*Given instruction*
The listing below must be repeated word for word, with its images excluded.

===== Source records

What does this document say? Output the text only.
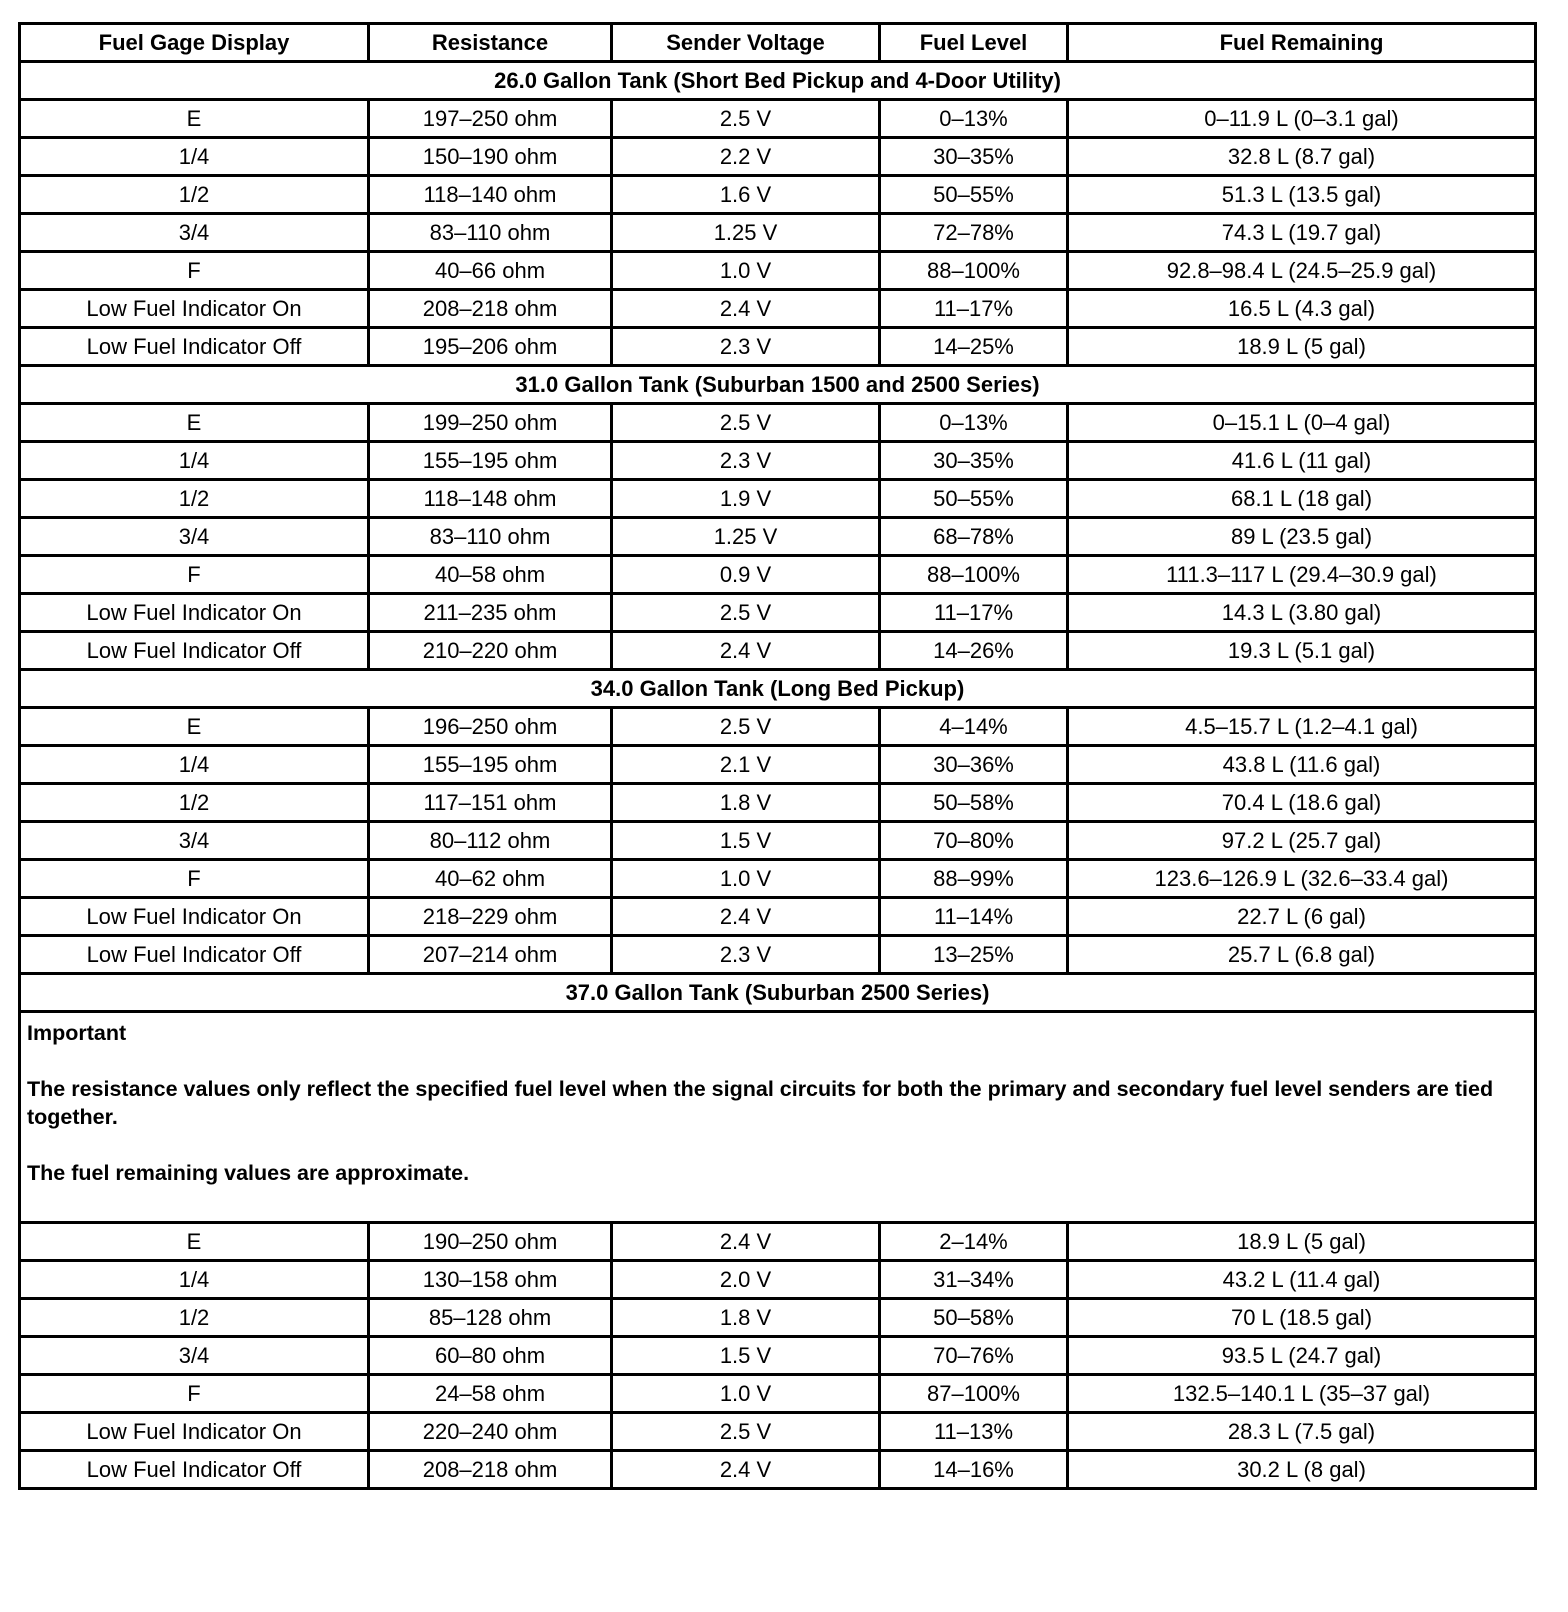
Fuel Gage Display	Resistance	Sender Voltage	Fuel Level	Fuel Remaining
26.0 Gallon Tank (Short Bed Pickup and 4-Door Utility)				
E	197–250 ohm	2.5 V	0–13%	0–11.9 L (0–3.1 gal)
1/4	150–190 ohm	2.2 V	30–35%	32.8 L (8.7 gal)
1/2	118–140 ohm	1.6 V	50–55%	51.3 L (13.5 gal)
3/4	83–110 ohm	1.25 V	72–78%	74.3 L (19.7 gal)
F	40–66 ohm	1.0 V	88–100%	92.8–98.4 L (24.5–25.9 gal)
Low Fuel Indicator On	208–218 ohm	2.4 V	11–17%	16.5 L (4.3 gal)
Low Fuel Indicator Off	195–206 ohm	2.3 V	14–25%	18.9 L (5 gal)
31.0 Gallon Tank (Suburban 1500 and 2500 Series)				
E	199–250 ohm	2.5 V	0–13%	0–15.1 L (0–4 gal)
1/4	155–195 ohm	2.3 V	30–35%	41.6 L (11 gal)
1/2	118–148 ohm	1.9 V	50–55%	68.1 L (18 gal)
3/4	83–110 ohm	1.25 V	68–78%	89 L (23.5 gal)
F	40–58 ohm	0.9 V	88–100%	111.3–117 L (29.4–30.9 gal)
Low Fuel Indicator On	211–235 ohm	2.5 V	11–17%	14.3 L (3.80 gal)
Low Fuel Indicator Off	210–220 ohm	2.4 V	14–26%	19.3 L (5.1 gal)
34.0 Gallon Tank (Long Bed Pickup)				
E	196–250 ohm	2.5 V	4–14%	4.5–15.7 L (1.2–4.1 gal)
1/4	155–195 ohm	2.1 V	30–36%	43.8 L (11.6 gal)
1/2	117–151 ohm	1.8 V	50–58%	70.4 L (18.6 gal)
3/4	80–112 ohm	1.5 V	70–80%	97.2 L (25.7 gal)
F	40–62 ohm	1.0 V	88–99%	123.6–126.9 L (32.6–33.4 gal)
Low Fuel Indicator On	218–229 ohm	2.4 V	11–14%	22.7 L (6 gal)
Low Fuel Indicator Off	207–214 ohm	2.3 V	13–25%	25.7 L (6.8 gal)
37.0 Gallon Tank (Suburban 2500 Series)				

Important

The resistance values only reflect the specified fuel level when the signal circuits for both the primary and secondary fuel level senders are tied together.

The fuel remaining values are approximate.				

E	190–250 ohm	2.4 V	2–14%	18.9 L (5 gal)
1/4	130–158 ohm	2.0 V	31–34%	43.2 L (11.4 gal)
1/2	85–128 ohm	1.8 V	50–58%	70 L (18.5 gal)
3/4	60–80 ohm	1.5 V	70–76%	93.5 L (24.7 gal)
F	24–58 ohm	1.0 V	87–100%	132.5–140.1 L (35–37 gal)
Low Fuel Indicator On	220–240 ohm	2.5 V	11–13%	28.3 L (7.5 gal)
Low Fuel Indicator Off	208–218 ohm	2.4 V	14–16%	30.2 L (8 gal)
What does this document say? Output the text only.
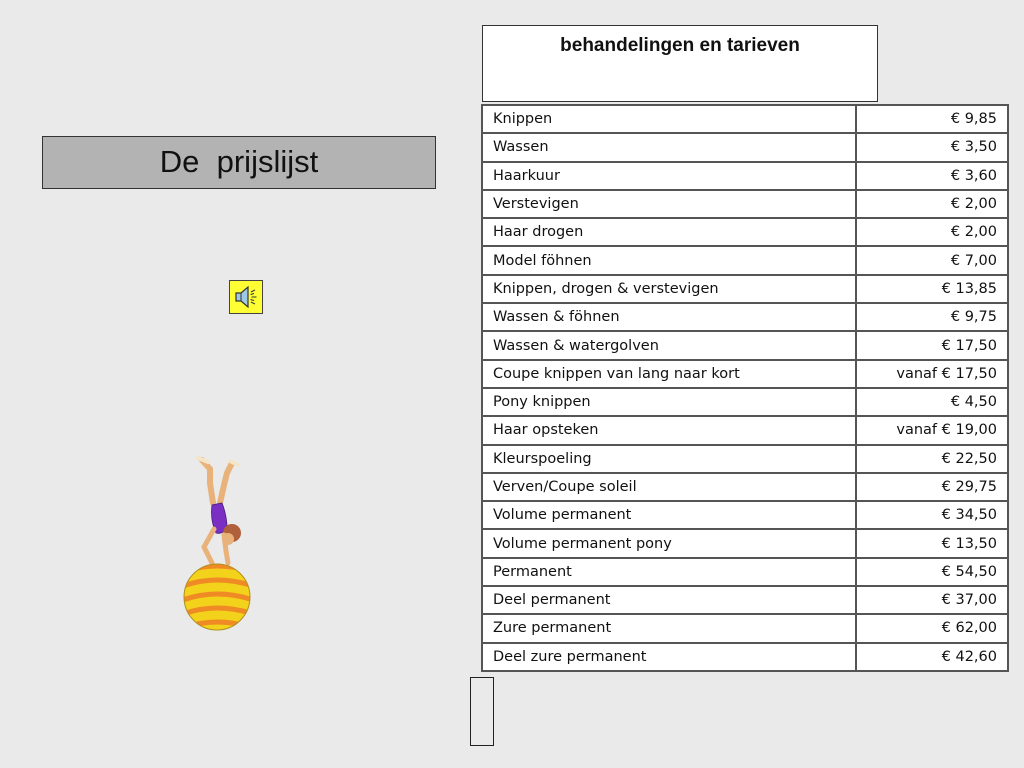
De  prijslijst
behandelingen en tarieven
Knippen	€ 9,85
Wassen	€ 3,50
Haarkuur	€ 3,60
Verstevigen	€ 2,00
Haar drogen	€ 2,00
Model föhnen	€ 7,00
Knippen, drogen & verstevigen	€ 13,85
Wassen & föhnen	€ 9,75
Wassen & watergolven	€ 17,50
Coupe knippen van lang naar kort	vanaf € 17,50
Pony knippen	€ 4,50
Haar opsteken	vanaf € 19,00
Kleurspoeling	€ 22,50
Verven/Coupe soleil	€ 29,75
Volume permanent	€ 34,50
Volume permanent pony	€ 13,50
Permanent	€ 54,50
Deel permanent	€ 37,00
Zure permanent	€ 62,00
Deel zure permanent	€ 42,60
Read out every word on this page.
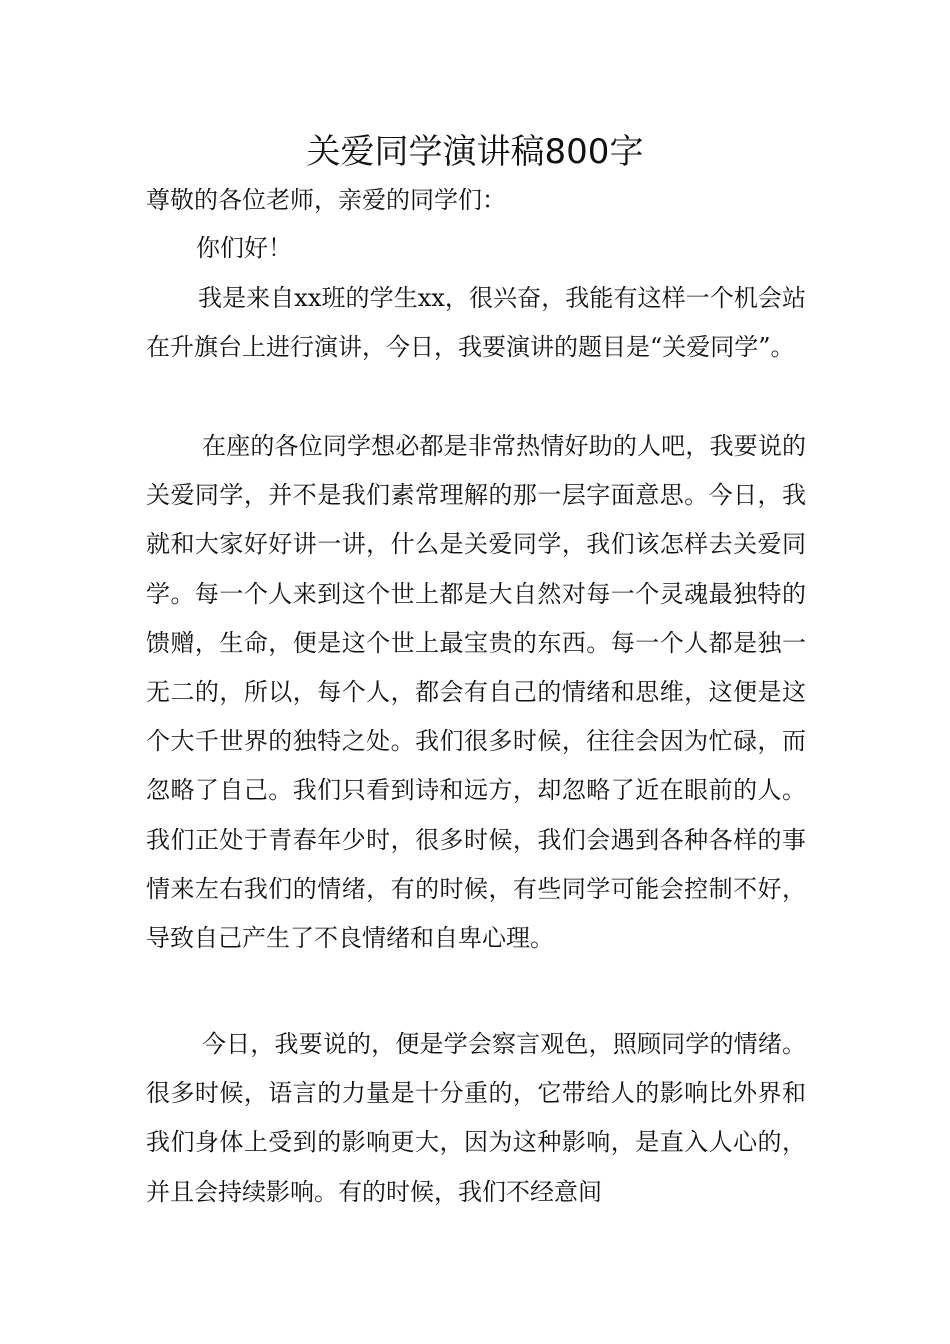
关爱同学演讲稿800字

尊敬的各位老师，亲爱的同学们：

你们好！

我是来自xx班的学生xx，很兴奋，我能有这样一个机会站在升旗台上进行演讲，今日，我要演讲的题目是“关爱同学”。

在座的各位同学想必都是非常热情好助的人吧，我要说的关爱同学，并不是我们素常理解的那一层字面意思。今日，我就和大家好好讲一讲，什么是关爱同学，我们该怎样去关爱同学。每一个人来到这个世上都是大自然对每一个灵魂最独特的馈赠，生命，便是这个世上最宝贵的东西。每一个人都是独一无二的，所以，每个人，都会有自己的情绪和思维，这便是这个大千世界的独特之处。我们很多时候，往往会因为忙碌，而忽略了自己。我们只看到诗和远方，却忽略了近在眼前的人。我们正处于青春年少时，很多时候，我们会遇到各种各样的事情来左右我们的情绪，有的时候，有些同学可能会控制不好，导致自己产生了不良情绪和自卑心理。

今日，我要说的，便是学会察言观色，照顾同学的情绪。很多时候，语言的力量是十分重的，它带给人的影响比外界和我们身体上受到的影响更大，因为这种影响，是直入人心的，并且会持续影响。有的时候，我们不经意间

==========

*Output of the exercise*
What does this document say? Output the text only.
Fuel Gage Display	Resistance	Sender Voltage	Fuel Level	Fuel Remaining
26.0 Gallon Tank (Short Bed Pickup and 4-Door Utility)				
E	197–250 ohm	2.5 V	0–13%	0–11.9 L (0–3.1 gal)
1/4	150–190 ohm	2.2 V	30–35%	32.8 L (8.7 gal)
1/2	118–140 ohm	1.6 V	50–55%	51.3 L (13.5 gal)
3/4	83–110 ohm	1.25 V	72–78%	74.3 L (19.7 gal)
F	40–66 ohm	1.0 V	88–100%	92.8–98.4 L (24.5–25.9 gal)
Low Fuel Indicator On	208–218 ohm	2.4 V	11–17%	16.5 L (4.3 gal)
Low Fuel Indicator Off	195–206 ohm	2.3 V	14–25%	18.9 L (5 gal)
31.0 Gallon Tank (Suburban 1500 and 2500 Series)				
E	199–250 ohm	2.5 V	0–13%	0–15.1 L (0–4 gal)
1/4	155–195 ohm	2.3 V	30–35%	41.6 L (11 gal)
1/2	118–148 ohm	1.9 V	50–55%	68.1 L (18 gal)
3/4	83–110 ohm	1.25 V	68–78%	89 L (23.5 gal)
F	40–58 ohm	0.9 V	88–100%	111.3–117 L (29.4–30.9 gal)
Low Fuel Indicator On	211–235 ohm	2.5 V	11–17%	14.3 L (3.80 gal)
Low Fuel Indicator Off	210–220 ohm	2.4 V	14–26%	19.3 L (5.1 gal)
34.0 Gallon Tank (Long Bed Pickup)				
E	196–250 ohm	2.5 V	4–14%	4.5–15.7 L (1.2–4.1 gal)
1/4	155–195 ohm	2.1 V	30–36%	43.8 L (11.6 gal)
1/2	117–151 ohm	1.8 V	50–58%	70.4 L (18.6 gal)
3/4	80–112 ohm	1.5 V	70–80%	97.2 L (25.7 gal)
F	40–62 ohm	1.0 V	88–99%	123.6–126.9 L (32.6–33.4 gal)
Low Fuel Indicator On	218–229 ohm	2.4 V	11–14%	22.7 L (6 gal)
Low Fuel Indicator Off	207–214 ohm	2.3 V	13–25%	25.7 L (6.8 gal)
37.0 Gallon Tank (Suburban 2500 Series)				

Important

The resistance values only reflect the specified fuel level when the signal circuits for both the primary and secondary fuel level senders are tied together.

The fuel remaining values are approximate.				

E	190–250 ohm	2.4 V	2–14%	18.9 L (5 gal)
1/4	130–158 ohm	2.0 V	31–34%	43.2 L (11.4 gal)
1/2	85–128 ohm	1.8 V	50–58%	70 L (18.5 gal)
3/4	60–80 ohm	1.5 V	70–76%	93.5 L (24.7 gal)
F	24–58 ohm	1.0 V	87–100%	132.5–140.1 L (35–37 gal)
Low Fuel Indicator On	220–240 ohm	2.5 V	11–13%	28.3 L (7.5 gal)
Low Fuel Indicator Off	208–218 ohm	2.4 V	14–16%	30.2 L (8 gal)
What does this document say? Output the text only.
De  prijslijst
behandelingen en tarieven
Knippen	€ 9,85
Wassen	€ 3,50
Haarkuur	€ 3,60
Verstevigen	€ 2,00
Haar drogen	€ 2,00
Model föhnen	€ 7,00
Knippen, drogen & verstevigen	€ 13,85
Wassen & föhnen	€ 9,75
Wassen & watergolven	€ 17,50
Coupe knippen van lang naar kort	vanaf € 17,50
Pony knippen	€ 4,50
Haar opsteken	vanaf € 19,00
Kleurspoeling	€ 22,50
Verven/Coupe soleil	€ 29,75
Volume permanent	€ 34,50
Volume permanent pony	€ 13,50
Permanent	€ 54,50
Deel permanent	€ 37,00
Zure permanent	€ 62,00
Deel zure permanent	€ 42,60
Read out every word on this page.
关爱同学演讲稿800字

尊敬的各位老师，亲爱的同学们：

你们好！

我是来自xx班的学生xx，很兴奋，我能有这样一个机会站在升旗台上进行演讲，今日，我要演讲的题目是“关爱同学”。

在座的各位同学想必都是非常热情好助的人吧，我要说的关爱同学，并不是我们素常理解的那一层字面意思。今日，我就和大家好好讲一讲，什么是关爱同学，我们该怎样去关爱同学。每一个人来到这个世上都是大自然对每一个灵魂最独特的馈赠，生命，便是这个世上最宝贵的东西。每一个人都是独一无二的，所以，每个人，都会有自己的情绪和思维，这便是这个大千世界的独特之处。我们很多时候，往往会因为忙碌，而忽略了自己。我们只看到诗和远方，却忽略了近在眼前的人。我们正处于青春年少时，很多时候，我们会遇到各种各样的事情来左右我们的情绪，有的时候，有些同学可能会控制不好，导致自己产生了不良情绪和自卑心理。

今日，我要说的，便是学会察言观色，照顾同学的情绪。很多时候，语言的力量是十分重的，它带给人的影响比外界和我们身体上受到的影响更大，因为这种影响，是直入人心的，并且会持续影响。有的时候，我们不经意间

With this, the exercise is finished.